## [Written task]
Gather all lines in the entries that include the word "text".

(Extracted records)
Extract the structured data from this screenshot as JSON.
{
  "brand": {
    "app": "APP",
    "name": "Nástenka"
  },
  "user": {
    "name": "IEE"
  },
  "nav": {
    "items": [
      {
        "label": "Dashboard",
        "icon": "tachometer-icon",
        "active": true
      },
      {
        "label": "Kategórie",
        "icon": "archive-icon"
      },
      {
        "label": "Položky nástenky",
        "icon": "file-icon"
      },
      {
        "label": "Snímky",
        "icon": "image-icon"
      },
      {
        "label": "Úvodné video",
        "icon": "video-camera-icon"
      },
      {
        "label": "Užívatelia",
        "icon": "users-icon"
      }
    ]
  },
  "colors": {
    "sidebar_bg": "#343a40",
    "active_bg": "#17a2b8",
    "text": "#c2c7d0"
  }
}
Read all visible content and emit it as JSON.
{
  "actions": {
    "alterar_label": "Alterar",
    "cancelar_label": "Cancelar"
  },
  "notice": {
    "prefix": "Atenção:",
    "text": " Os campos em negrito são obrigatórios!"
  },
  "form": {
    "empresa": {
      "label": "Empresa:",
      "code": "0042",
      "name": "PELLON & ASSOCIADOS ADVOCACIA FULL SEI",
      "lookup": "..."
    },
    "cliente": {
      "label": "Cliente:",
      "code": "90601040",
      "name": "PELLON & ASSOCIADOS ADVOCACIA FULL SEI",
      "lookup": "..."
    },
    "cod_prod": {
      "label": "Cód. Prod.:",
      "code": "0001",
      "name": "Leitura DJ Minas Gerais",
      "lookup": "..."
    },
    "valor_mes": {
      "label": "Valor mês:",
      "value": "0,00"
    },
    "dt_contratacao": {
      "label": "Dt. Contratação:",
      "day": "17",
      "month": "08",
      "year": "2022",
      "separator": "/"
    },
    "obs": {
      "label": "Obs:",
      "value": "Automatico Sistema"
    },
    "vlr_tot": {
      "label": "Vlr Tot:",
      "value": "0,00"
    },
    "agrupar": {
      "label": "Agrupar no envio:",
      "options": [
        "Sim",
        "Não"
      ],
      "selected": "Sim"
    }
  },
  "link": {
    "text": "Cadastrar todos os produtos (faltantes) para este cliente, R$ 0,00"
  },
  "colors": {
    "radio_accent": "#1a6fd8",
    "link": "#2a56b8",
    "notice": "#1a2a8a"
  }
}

## [Output for this task]
    "text": "#c2c7d0"
    "text": " Os campos em negrito são obrigatórios!"
    "text": "Cadastrar todos os produtos (faltantes) para este cliente, R$ 0,00"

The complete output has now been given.